Work to be completed:
Without including any images, repeat the data exactly.

Records to process:
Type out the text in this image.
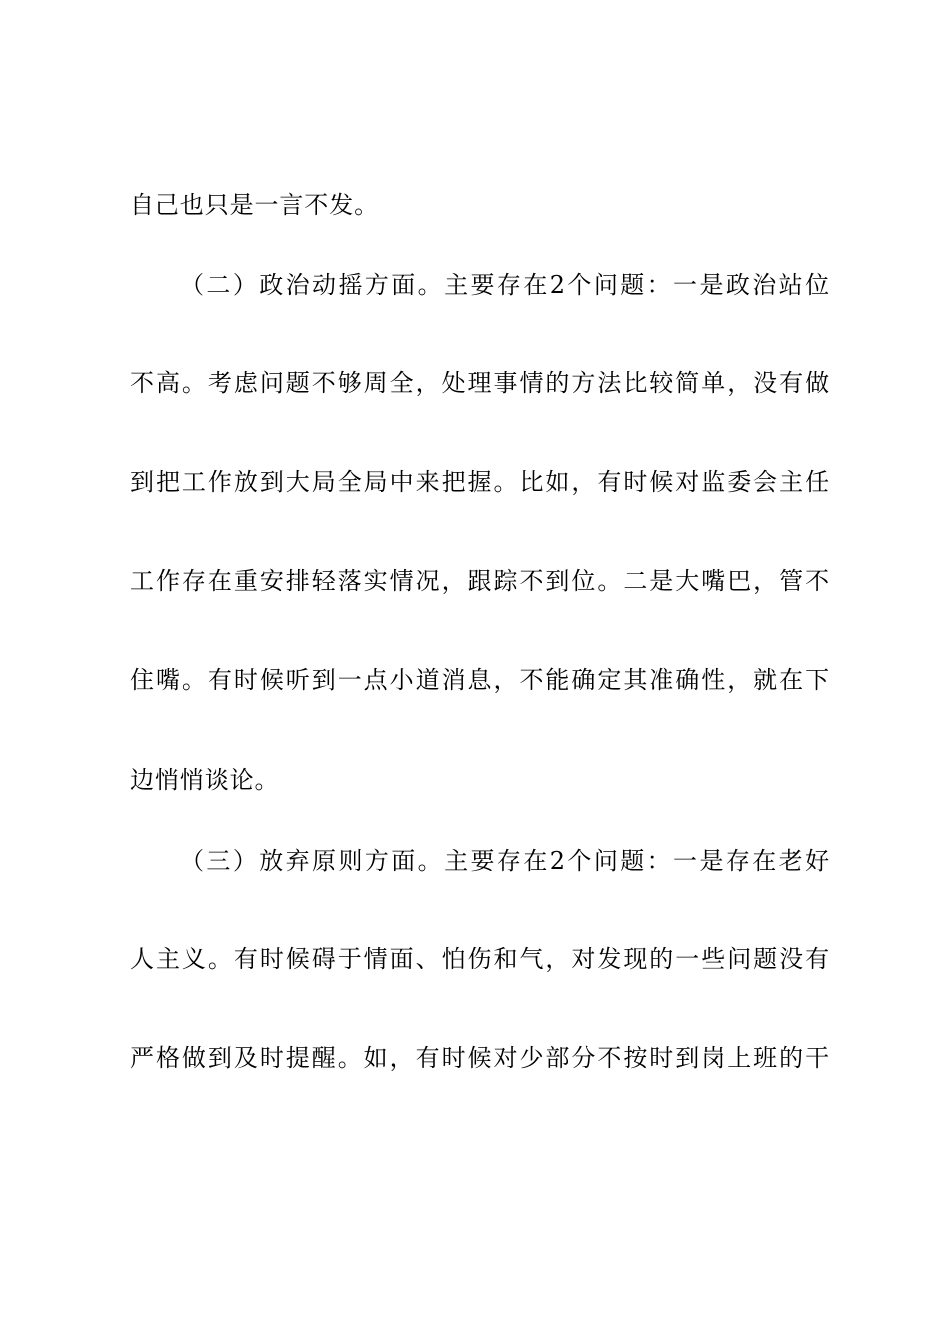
自己也只是一言不发。
（二）政治动摇方面。主要存在2个问题：一是政治站位
不高。考虑问题不够周全，处理事情的方法比较简单，没有做
到把工作放到大局全局中来把握。比如，有时候对监委会主任
工作存在重安排轻落实情况，跟踪不到位。二是大嘴巴，管不
住嘴。有时候听到一点小道消息，不能确定其准确性，就在下
边悄悄谈论。
（三）放弃原则方面。主要存在2个问题：一是存在老好
人主义。有时候碍于情面、怕伤和气，对发现的一些问题没有
严格做到及时提醒。如，有时候对少部分不按时到岗上班的干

Exercise response:
Type out the text in this image.
自己也只是一言不发。
（二）政治动摇方面。主要存在2个问题：一是政治站位
不高。考虑问题不够周全，处理事情的方法比较简单，没有做
到把工作放到大局全局中来把握。比如，有时候对监委会主任
工作存在重安排轻落实情况，跟踪不到位。二是大嘴巴，管不
住嘴。有时候听到一点小道消息，不能确定其准确性，就在下
边悄悄谈论。
（三）放弃原则方面。主要存在2个问题：一是存在老好
人主义。有时候碍于情面、怕伤和气，对发现的一些问题没有
严格做到及时提醒。如，有时候对少部分不按时到岗上班的干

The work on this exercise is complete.